--- BEGIN AVAILABLE DATA ---
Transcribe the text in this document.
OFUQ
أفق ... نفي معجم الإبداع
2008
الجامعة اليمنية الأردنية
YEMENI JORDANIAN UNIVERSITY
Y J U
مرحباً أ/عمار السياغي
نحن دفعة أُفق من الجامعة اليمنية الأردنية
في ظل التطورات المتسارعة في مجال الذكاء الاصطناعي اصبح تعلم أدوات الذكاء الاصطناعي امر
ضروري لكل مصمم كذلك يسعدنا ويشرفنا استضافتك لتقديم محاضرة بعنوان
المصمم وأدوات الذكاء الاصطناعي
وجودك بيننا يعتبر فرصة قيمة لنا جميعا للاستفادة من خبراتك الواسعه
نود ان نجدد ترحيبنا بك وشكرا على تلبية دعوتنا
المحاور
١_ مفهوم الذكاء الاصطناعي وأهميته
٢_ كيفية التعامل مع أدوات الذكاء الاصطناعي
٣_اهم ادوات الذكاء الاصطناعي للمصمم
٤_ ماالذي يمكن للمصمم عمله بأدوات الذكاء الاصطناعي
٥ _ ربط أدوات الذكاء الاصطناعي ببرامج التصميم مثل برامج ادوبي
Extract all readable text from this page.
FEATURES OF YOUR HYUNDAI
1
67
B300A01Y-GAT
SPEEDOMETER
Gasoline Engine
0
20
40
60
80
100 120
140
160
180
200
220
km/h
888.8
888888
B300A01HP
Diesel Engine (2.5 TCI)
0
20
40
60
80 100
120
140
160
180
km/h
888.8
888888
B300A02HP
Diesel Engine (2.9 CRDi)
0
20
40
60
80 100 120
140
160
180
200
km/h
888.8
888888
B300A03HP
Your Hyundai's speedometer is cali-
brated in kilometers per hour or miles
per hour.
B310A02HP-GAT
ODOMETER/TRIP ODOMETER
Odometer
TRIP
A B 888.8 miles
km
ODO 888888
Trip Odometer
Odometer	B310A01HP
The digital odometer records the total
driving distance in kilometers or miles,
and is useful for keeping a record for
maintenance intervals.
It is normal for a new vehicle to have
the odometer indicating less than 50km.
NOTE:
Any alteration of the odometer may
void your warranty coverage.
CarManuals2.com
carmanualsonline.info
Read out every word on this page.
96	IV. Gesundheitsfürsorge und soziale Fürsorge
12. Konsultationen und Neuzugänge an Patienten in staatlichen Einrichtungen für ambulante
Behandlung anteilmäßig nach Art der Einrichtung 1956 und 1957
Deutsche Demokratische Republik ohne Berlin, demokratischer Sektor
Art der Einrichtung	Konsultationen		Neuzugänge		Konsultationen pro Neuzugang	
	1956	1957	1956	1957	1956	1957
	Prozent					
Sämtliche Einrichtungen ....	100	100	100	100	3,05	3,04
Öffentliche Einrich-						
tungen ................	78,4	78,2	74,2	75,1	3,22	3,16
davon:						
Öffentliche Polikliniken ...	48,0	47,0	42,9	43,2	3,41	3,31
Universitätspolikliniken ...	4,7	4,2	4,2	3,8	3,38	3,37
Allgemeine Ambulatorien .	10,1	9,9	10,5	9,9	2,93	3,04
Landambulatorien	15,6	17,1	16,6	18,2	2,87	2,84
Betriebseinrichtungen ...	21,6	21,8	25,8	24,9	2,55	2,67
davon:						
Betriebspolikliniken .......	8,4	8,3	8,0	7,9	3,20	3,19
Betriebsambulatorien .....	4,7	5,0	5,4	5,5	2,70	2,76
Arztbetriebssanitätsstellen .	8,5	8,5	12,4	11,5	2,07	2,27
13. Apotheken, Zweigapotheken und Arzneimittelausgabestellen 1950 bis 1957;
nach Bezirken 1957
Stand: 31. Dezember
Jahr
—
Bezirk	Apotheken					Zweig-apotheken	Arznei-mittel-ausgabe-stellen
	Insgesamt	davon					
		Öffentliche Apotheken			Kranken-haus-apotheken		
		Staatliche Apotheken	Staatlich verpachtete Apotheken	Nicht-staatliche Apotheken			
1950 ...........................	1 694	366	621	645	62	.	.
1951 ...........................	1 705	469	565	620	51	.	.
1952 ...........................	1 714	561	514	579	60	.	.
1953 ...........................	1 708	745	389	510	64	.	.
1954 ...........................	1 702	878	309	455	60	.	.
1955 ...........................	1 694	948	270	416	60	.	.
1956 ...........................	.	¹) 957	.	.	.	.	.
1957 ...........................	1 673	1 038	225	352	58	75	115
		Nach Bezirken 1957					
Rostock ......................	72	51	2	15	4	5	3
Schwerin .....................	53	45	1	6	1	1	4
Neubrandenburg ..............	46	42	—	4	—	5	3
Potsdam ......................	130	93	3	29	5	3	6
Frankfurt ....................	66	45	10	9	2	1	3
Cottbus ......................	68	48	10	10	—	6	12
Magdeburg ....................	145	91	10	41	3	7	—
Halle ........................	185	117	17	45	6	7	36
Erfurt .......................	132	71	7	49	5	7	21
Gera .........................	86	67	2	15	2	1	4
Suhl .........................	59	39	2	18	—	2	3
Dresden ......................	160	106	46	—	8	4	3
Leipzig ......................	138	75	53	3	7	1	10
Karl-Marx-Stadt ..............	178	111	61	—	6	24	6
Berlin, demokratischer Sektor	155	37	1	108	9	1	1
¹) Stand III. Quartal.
--- END AVAILABLE DATA ---
SET TASK: Repeat the preceding lines exactly, please, every one of them.

COMPLETE RESPONSE:
Transcribe the text in this document.
OFUQ
أفق ... نفي معجم الإبداع
2008
الجامعة اليمنية الأردنية
YEMENI JORDANIAN UNIVERSITY
Y J U
مرحباً أ/عمار السياغي
نحن دفعة أُفق من الجامعة اليمنية الأردنية
في ظل التطورات المتسارعة في مجال الذكاء الاصطناعي اصبح تعلم أدوات الذكاء الاصطناعي امر
ضروري لكل مصمم كذلك يسعدنا ويشرفنا استضافتك لتقديم محاضرة بعنوان
المصمم وأدوات الذكاء الاصطناعي
وجودك بيننا يعتبر فرصة قيمة لنا جميعا للاستفادة من خبراتك الواسعه
نود ان نجدد ترحيبنا بك وشكرا على تلبية دعوتنا
المحاور
١_ مفهوم الذكاء الاصطناعي وأهميته
٢_ كيفية التعامل مع أدوات الذكاء الاصطناعي
٣_اهم ادوات الذكاء الاصطناعي للمصمم
٤_ ماالذي يمكن للمصمم عمله بأدوات الذكاء الاصطناعي
٥ _ ربط أدوات الذكاء الاصطناعي ببرامج التصميم مثل برامج ادوبي
Extract all readable text from this page.
FEATURES OF YOUR HYUNDAI
1
67
B300A01Y-GAT
SPEEDOMETER
Gasoline Engine
0
20
40
60
80
100 120
140
160
180
200
220
km/h
888.8
888888
B300A01HP
Diesel Engine (2.5 TCI)
0
20
40
60
80 100
120
140
160
180
km/h
888.8
888888
B300A02HP
Diesel Engine (2.9 CRDi)
0
20
40
60
80 100 120
140
160
180
200
km/h
888.8
888888
B300A03HP
Your Hyundai's speedometer is cali-
brated in kilometers per hour or miles
per hour.
B310A02HP-GAT
ODOMETER/TRIP ODOMETER
Odometer
TRIP
A B 888.8 miles
km
ODO 888888
Trip Odometer
Odometer	B310A01HP
The digital odometer records the total
driving distance in kilometers or miles,
and is useful for keeping a record for
maintenance intervals.
It is normal for a new vehicle to have
the odometer indicating less than 50km.
NOTE:
Any alteration of the odometer may
void your warranty coverage.
CarManuals2.com
carmanualsonline.info
Read out every word on this page.
96	IV. Gesundheitsfürsorge und soziale Fürsorge
12. Konsultationen und Neuzugänge an Patienten in staatlichen Einrichtungen für ambulante
Behandlung anteilmäßig nach Art der Einrichtung 1956 und 1957
Deutsche Demokratische Republik ohne Berlin, demokratischer Sektor
Art der Einrichtung	Konsultationen		Neuzugänge		Konsultationen pro Neuzugang	
	1956	1957	1956	1957	1956	1957
	Prozent					
Sämtliche Einrichtungen ....	100	100	100	100	3,05	3,04
Öffentliche Einrich-						
tungen ................	78,4	78,2	74,2	75,1	3,22	3,16
davon:						
Öffentliche Polikliniken ...	48,0	47,0	42,9	43,2	3,41	3,31
Universitätspolikliniken ...	4,7	4,2	4,2	3,8	3,38	3,37
Allgemeine Ambulatorien .	10,1	9,9	10,5	9,9	2,93	3,04
Landambulatorien	15,6	17,1	16,6	18,2	2,87	2,84
Betriebseinrichtungen ...	21,6	21,8	25,8	24,9	2,55	2,67
davon:						
Betriebspolikliniken .......	8,4	8,3	8,0	7,9	3,20	3,19
Betriebsambulatorien .....	4,7	5,0	5,4	5,5	2,70	2,76
Arztbetriebssanitätsstellen .	8,5	8,5	12,4	11,5	2,07	2,27
13. Apotheken, Zweigapotheken und Arzneimittelausgabestellen 1950 bis 1957;
nach Bezirken 1957
Stand: 31. Dezember
Jahr
—
Bezirk	Apotheken					Zweig-apotheken	Arznei-mittel-ausgabe-stellen
	Insgesamt	davon					
		Öffentliche Apotheken			Kranken-haus-apotheken		
		Staatliche Apotheken	Staatlich verpachtete Apotheken	Nicht-staatliche Apotheken			
1950 ...........................	1 694	366	621	645	62	.	.
1951 ...........................	1 705	469	565	620	51	.	.
1952 ...........................	1 714	561	514	579	60	.	.
1953 ...........................	1 708	745	389	510	64	.	.
1954 ...........................	1 702	878	309	455	60	.	.
1955 ...........................	1 694	948	270	416	60	.	.
1956 ...........................	.	¹) 957	.	.	.	.	.
1957 ...........................	1 673	1 038	225	352	58	75	115
		Nach Bezirken 1957					
Rostock ......................	72	51	2	15	4	5	3
Schwerin .....................	53	45	1	6	1	1	4
Neubrandenburg ..............	46	42	—	4	—	5	3
Potsdam ......................	130	93	3	29	5	3	6
Frankfurt ....................	66	45	10	9	2	1	3
Cottbus ......................	68	48	10	10	—	6	12
Magdeburg ....................	145	91	10	41	3	7	—
Halle ........................	185	117	17	45	6	7	36
Erfurt .......................	132	71	7	49	5	7	21
Gera .........................	86	67	2	15	2	1	4
Suhl .........................	59	39	2	18	—	2	3
Dresden ......................	160	106	46	—	8	4	3
Leipzig ......................	138	75	53	3	7	1	10
Karl-Marx-Stadt ..............	178	111	61	—	6	24	6
Berlin, demokratischer Sektor	155	37	1	108	9	1	1
¹) Stand III. Quartal.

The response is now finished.